Count how many lines of the data include "Outlet". The answer is that number and nothing else.

Data entries:
.....

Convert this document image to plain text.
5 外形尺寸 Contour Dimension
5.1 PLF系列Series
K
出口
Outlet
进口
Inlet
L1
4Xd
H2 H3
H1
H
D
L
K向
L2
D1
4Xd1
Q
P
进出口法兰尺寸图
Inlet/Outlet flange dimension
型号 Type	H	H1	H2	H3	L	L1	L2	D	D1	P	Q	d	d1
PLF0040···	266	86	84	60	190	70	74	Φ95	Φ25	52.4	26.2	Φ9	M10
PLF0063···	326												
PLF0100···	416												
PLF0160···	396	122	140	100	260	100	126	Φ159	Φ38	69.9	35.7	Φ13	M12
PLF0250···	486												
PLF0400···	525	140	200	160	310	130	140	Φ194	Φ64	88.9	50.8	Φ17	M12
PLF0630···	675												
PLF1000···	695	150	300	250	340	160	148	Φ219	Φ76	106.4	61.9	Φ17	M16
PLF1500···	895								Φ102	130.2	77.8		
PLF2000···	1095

.....

• _OUTPUT_:
2